## Goal of the exercise
Tally each line where the word "tuổi" occurs, then give only the total.

## Material provided
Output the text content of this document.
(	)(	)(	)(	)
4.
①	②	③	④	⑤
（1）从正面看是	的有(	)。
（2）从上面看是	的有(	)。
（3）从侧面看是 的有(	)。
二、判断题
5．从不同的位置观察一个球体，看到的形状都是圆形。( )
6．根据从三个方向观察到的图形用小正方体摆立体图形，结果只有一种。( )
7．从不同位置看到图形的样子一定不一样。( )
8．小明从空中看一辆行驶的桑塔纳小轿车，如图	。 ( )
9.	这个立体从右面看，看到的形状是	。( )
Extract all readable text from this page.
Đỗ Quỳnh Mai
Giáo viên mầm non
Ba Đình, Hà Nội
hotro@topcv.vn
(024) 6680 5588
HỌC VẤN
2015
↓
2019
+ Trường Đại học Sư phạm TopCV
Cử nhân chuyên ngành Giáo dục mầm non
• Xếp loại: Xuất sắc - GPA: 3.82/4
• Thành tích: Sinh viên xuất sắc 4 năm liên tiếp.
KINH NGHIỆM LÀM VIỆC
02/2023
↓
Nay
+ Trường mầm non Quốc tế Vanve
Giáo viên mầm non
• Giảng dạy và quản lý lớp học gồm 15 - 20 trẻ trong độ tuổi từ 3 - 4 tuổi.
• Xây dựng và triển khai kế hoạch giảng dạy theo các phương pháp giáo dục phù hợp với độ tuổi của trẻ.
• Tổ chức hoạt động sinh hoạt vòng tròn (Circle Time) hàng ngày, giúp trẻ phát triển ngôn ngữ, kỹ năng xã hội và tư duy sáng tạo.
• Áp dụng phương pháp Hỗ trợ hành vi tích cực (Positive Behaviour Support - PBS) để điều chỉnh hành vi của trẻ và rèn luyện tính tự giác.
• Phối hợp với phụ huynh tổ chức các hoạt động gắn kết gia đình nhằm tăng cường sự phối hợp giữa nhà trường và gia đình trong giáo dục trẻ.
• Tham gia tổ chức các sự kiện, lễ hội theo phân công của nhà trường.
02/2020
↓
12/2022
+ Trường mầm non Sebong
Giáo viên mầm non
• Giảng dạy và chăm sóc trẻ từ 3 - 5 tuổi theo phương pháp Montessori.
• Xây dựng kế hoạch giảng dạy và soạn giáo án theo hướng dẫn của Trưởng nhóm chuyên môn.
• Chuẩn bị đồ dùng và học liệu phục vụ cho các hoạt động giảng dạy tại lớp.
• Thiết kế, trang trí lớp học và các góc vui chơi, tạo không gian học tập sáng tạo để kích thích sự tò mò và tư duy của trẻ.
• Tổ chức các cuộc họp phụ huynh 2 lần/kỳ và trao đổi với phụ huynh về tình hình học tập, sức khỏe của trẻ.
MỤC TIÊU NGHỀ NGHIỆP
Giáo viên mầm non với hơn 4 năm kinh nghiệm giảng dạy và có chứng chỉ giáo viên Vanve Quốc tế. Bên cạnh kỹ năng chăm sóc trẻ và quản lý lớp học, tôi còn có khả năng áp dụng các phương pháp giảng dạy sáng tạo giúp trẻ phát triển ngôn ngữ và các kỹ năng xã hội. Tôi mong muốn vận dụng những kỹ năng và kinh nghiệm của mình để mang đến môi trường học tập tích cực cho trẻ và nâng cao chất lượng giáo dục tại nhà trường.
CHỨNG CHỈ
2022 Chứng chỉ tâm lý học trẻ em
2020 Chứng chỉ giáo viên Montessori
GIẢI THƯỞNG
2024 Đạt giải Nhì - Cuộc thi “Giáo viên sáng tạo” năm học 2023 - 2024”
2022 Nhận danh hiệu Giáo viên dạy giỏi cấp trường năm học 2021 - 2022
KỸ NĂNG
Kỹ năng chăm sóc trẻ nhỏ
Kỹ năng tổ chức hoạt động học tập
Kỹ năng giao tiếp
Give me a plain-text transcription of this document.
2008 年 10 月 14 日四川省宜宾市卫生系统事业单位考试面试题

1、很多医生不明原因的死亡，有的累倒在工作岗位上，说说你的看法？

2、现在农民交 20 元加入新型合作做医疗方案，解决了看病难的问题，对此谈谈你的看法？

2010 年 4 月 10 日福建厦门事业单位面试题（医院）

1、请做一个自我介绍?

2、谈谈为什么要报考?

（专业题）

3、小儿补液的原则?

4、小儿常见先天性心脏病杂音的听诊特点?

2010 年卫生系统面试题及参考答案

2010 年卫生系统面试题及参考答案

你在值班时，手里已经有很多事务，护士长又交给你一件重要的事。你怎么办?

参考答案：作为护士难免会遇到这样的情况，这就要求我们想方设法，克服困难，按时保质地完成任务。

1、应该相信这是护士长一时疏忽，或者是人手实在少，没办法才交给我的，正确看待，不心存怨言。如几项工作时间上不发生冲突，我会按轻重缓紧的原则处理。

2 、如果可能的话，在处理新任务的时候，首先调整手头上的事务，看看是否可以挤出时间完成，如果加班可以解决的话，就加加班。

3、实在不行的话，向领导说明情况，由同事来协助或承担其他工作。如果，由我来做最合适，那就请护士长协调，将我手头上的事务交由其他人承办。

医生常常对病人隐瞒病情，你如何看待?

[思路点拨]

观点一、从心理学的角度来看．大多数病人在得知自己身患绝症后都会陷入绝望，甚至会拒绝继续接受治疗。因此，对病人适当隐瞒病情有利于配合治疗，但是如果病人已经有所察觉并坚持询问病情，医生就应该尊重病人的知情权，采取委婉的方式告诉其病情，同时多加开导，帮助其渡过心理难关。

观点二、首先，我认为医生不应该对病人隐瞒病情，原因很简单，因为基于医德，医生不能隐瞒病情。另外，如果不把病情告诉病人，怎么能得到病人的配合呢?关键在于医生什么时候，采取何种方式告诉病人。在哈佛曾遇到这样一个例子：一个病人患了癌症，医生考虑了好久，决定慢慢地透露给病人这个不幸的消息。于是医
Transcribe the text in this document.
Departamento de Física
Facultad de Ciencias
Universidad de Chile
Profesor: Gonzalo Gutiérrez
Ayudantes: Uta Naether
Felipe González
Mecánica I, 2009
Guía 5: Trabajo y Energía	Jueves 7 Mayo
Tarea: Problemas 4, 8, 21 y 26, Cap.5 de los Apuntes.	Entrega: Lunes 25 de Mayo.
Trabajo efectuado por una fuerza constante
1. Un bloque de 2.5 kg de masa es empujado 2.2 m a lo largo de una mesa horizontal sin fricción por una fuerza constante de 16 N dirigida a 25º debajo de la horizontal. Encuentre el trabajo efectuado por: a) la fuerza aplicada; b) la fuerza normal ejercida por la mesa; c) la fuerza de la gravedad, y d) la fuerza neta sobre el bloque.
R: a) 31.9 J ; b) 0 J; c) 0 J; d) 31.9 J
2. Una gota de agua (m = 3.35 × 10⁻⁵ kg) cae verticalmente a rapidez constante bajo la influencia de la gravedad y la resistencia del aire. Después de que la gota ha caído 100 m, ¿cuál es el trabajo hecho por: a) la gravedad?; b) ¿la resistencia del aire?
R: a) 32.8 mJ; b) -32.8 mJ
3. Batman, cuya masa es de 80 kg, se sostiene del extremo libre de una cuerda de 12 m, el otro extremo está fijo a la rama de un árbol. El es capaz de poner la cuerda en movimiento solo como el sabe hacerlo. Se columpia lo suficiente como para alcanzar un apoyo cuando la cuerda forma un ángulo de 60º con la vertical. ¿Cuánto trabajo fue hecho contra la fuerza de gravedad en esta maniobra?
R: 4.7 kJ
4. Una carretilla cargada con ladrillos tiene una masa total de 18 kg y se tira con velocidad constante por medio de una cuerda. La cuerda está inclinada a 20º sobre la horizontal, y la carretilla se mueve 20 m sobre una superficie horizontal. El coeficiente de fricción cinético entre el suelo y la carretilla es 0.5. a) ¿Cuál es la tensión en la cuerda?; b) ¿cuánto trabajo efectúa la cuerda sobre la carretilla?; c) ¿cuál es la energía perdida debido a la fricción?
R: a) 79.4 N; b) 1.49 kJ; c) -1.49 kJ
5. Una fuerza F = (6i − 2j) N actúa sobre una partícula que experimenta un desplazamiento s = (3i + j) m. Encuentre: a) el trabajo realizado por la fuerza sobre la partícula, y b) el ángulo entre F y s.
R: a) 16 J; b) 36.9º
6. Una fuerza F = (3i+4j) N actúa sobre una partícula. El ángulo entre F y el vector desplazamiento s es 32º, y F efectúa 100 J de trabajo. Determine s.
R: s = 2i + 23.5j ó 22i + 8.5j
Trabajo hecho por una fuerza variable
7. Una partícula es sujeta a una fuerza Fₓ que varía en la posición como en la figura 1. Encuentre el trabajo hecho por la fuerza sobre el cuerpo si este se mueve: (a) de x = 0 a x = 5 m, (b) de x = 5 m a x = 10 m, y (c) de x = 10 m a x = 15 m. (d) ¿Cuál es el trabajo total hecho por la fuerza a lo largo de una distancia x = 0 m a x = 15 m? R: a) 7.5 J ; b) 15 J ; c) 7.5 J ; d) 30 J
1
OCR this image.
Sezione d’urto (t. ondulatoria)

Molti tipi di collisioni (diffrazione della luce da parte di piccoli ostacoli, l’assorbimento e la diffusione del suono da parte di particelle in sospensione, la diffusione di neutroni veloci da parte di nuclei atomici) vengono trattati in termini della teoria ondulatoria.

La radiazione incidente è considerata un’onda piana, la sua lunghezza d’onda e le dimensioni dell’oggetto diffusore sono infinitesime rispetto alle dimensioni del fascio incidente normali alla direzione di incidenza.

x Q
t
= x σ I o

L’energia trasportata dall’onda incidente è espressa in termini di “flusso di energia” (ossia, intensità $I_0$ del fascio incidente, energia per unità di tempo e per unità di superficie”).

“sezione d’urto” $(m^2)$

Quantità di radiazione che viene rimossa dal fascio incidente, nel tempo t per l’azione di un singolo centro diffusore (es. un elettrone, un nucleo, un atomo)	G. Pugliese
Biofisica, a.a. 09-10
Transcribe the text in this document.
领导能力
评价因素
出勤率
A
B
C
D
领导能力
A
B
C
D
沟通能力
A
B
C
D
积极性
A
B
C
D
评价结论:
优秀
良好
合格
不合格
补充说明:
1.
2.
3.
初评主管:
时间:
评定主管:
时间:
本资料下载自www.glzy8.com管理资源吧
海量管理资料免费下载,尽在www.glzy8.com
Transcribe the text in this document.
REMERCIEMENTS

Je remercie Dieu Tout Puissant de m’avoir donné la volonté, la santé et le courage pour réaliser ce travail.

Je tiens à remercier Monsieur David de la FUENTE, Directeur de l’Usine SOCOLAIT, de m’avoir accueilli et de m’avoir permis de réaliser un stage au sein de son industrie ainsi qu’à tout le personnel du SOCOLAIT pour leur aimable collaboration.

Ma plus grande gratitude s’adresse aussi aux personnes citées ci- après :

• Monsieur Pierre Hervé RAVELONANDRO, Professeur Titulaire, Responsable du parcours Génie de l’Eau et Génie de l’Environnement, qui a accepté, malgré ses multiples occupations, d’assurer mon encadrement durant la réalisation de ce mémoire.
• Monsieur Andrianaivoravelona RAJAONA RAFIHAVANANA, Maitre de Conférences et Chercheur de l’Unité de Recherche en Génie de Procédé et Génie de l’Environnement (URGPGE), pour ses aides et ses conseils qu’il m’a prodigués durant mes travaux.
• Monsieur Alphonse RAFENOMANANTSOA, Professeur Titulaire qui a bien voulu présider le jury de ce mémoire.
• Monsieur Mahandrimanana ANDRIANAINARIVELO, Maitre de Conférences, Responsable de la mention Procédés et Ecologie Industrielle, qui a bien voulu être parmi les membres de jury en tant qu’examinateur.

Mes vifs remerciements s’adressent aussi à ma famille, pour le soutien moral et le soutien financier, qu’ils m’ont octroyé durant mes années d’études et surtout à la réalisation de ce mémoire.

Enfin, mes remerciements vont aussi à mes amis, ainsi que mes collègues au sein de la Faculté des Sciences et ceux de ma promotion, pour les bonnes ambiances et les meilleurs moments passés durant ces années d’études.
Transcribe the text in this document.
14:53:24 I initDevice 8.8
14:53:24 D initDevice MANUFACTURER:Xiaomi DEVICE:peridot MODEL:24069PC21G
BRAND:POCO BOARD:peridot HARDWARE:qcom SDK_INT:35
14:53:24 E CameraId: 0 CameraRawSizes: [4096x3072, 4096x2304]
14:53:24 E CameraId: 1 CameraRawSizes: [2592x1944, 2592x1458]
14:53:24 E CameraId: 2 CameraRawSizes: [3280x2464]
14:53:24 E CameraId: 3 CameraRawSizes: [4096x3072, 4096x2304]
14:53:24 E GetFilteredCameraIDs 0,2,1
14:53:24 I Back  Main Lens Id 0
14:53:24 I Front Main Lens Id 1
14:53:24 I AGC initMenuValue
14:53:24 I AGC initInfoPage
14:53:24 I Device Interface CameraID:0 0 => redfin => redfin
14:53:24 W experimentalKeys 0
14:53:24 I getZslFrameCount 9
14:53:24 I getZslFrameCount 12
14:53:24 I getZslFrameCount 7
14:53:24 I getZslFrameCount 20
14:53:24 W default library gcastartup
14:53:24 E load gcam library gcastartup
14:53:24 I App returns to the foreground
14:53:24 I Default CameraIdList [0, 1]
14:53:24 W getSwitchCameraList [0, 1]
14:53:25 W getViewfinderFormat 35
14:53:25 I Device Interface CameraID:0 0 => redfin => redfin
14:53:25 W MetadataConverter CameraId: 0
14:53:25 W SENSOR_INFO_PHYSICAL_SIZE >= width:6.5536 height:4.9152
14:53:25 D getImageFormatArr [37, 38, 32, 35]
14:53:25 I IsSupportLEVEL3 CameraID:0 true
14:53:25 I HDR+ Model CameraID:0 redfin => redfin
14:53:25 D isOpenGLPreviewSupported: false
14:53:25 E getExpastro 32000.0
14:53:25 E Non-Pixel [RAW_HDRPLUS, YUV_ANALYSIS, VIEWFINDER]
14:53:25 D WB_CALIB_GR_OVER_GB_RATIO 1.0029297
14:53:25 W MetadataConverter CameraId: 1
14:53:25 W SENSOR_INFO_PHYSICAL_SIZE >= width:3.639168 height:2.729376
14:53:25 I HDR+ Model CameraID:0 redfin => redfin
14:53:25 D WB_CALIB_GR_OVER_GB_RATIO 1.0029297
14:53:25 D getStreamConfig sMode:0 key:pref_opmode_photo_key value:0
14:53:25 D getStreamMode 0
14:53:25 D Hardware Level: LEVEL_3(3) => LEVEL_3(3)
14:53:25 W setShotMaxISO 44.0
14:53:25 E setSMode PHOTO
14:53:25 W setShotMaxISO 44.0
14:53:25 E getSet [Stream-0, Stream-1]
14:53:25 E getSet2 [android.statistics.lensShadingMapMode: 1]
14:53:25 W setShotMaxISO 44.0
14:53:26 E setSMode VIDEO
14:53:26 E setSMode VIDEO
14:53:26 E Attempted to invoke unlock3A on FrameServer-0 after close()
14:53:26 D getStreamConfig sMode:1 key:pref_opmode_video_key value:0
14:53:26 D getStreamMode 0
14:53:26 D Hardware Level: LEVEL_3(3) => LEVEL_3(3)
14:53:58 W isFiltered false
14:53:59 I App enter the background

## Answer to this task
3